━━━━━ DOCUMENT EXCERPT

Chris Unitt

Arts Analytics: backlinks

Links to your site from other websites (what we call backlinks) are a good thing. It’s not just that people might click on them and come to your site. The more backlinks you have, the more chance people will find your website when using search engines.

If you’re not sure why, here’s a quick primer. Search engines see a link to a page as a vote of confidence, the rationale being ‘someone linked to it therefore it must be good’.  Search engines will take the number of links to a given page into account when calculating search results – pages with more links are more likely to show up higher in search results.

With this in mind, I wondered how many backlinks the organisations in my sample group of UK arts organisations have gathered.

Findings

I used MajesticSEO’s historical index to look at the number of backlinks for each of the websites in my sample group. The spreadsheet below shows the number of backlinks for each organisation.

So what does this tell us? Well, not a huge amount – it’s a limited picture, as I’ll explain below. However, it gives us some context when looking at an individual site. You might expect the large venues that promote a large number shows and sell their own tickets to garner lots of links and that’s shown to some extent. Organisations that tour to other venues are likely to get fewer (all else being equal).

You might expect a correlation between the size of a website and the number of links (more pages = more content to link to) but, using the data from my last Arts Analytics post on indexed pages (and excluding some of the outliers) that doesn’t seem to be the case.

Ah well. Of course, attempts to draw correlations like that will be skewed by the fact that too many arts organisations treat their websites in backlink-unfriendly ways. I’ll get on to that.

Going further

The figures here are really just a starting point. If we were doing some proper analysis then there are other things we’d want to dive into:

That last one is particularly interesting if you’ve got a particular competitor you’re matching yourself against. For instance, the graph below shows how Battersea Arts Centre have gathered backlinks over the past few years. I wonder what was happening there in the summer of 2012?

━━━━━━━━━━
━━━━━ DATASET EXCERPTS

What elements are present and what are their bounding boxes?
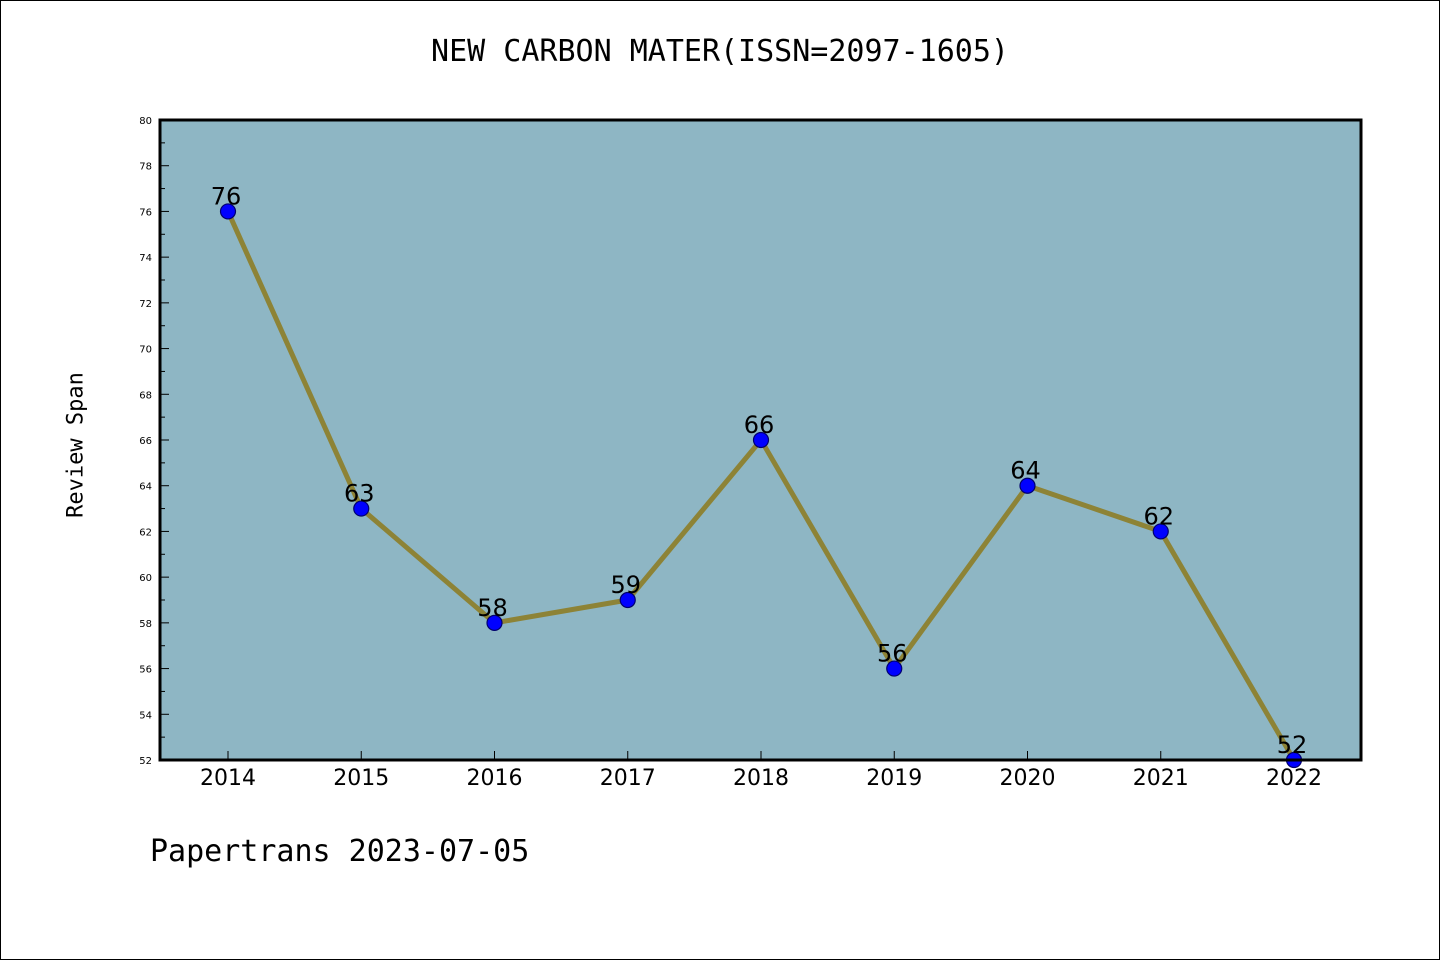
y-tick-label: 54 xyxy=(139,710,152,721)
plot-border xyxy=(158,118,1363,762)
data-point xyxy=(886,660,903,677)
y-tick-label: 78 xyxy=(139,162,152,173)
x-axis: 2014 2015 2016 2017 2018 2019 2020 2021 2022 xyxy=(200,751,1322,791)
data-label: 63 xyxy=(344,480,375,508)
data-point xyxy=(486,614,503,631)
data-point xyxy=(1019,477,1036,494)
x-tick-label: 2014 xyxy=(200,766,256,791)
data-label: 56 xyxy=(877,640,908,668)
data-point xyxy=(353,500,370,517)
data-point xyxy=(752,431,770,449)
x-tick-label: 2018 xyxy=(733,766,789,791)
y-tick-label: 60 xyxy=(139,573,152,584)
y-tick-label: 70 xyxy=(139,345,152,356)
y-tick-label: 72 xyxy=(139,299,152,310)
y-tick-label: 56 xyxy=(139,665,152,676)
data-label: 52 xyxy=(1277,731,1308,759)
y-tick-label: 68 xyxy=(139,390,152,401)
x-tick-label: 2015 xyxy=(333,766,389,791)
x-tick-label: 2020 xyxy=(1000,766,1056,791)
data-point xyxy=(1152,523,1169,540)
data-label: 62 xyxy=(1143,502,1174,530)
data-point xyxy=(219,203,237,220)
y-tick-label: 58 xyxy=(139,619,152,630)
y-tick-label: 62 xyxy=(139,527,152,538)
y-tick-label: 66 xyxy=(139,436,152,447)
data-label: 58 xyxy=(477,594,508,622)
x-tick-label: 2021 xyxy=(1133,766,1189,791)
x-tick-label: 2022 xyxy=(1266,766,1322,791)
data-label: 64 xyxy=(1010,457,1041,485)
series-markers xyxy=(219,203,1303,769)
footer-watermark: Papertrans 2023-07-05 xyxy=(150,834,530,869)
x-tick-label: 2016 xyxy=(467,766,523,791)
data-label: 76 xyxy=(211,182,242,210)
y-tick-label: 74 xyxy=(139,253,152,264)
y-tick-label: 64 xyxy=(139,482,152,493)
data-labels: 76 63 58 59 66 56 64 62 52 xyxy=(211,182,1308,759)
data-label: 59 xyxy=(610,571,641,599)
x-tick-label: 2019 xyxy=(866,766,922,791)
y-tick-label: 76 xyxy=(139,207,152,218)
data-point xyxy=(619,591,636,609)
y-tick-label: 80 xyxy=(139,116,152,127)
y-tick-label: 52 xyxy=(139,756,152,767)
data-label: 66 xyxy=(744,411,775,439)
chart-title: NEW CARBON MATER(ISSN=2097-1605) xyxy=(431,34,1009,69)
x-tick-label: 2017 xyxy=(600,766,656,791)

━━━━━━━━━━

• _WHAT THE EXERCISE ASKS_
Pick up the post on arts organization backlinks where it stops and continue it from there. The lines above are separate material and play no part in what comes next.

• _TASK ANSWER_
A few more thoughts about backlinks

As a website owner, ideally you want links from a variety of relevant, authoritative websites pointing to a variety of pages on your site. Compared to many other sites out there, prominent arts organisations don’t tend to have much difficulty attracting links. People want to talk about them online and often their website is the place to send people to buy tickets.

From the research I’ve done in the past, you tend to find that the bulk of those links naturally gather around the homepage and event/production pages. There might then be the occasional blog post, educational resource or collection item that attracts a lot of attention (but there are much fewer of these).

Arts organisations are devils for producing blogs and microsites that sit on different domain names, away from their main site. These things often attract links (especially if a microsite is part of a marketing campaign) that could otherwise be further strengthening the prominence of their main website in search rankings.

A quick note about anchor text. The text that constitutes a clickable link is also noted by search engines. As a result, example 1 below is much preferable to example 2:

  1. Click this link to go to the Southbank Centre website.
  2. Click this link to go to the Southbank Centre website.

There are other reasons for paying attention to anchor text, but the general message is you should never (ever) let me catch you linking somewhere with something as generic as ‘click here’.

I could go on about links. I think I’ll stop there.

Recommendations

This post is part of a series called Arts Analytics where I’m using digital metrics to see what a group of arts organisations are doing online. For some tasty extras, sign up to the free Arts Analytics newsletter.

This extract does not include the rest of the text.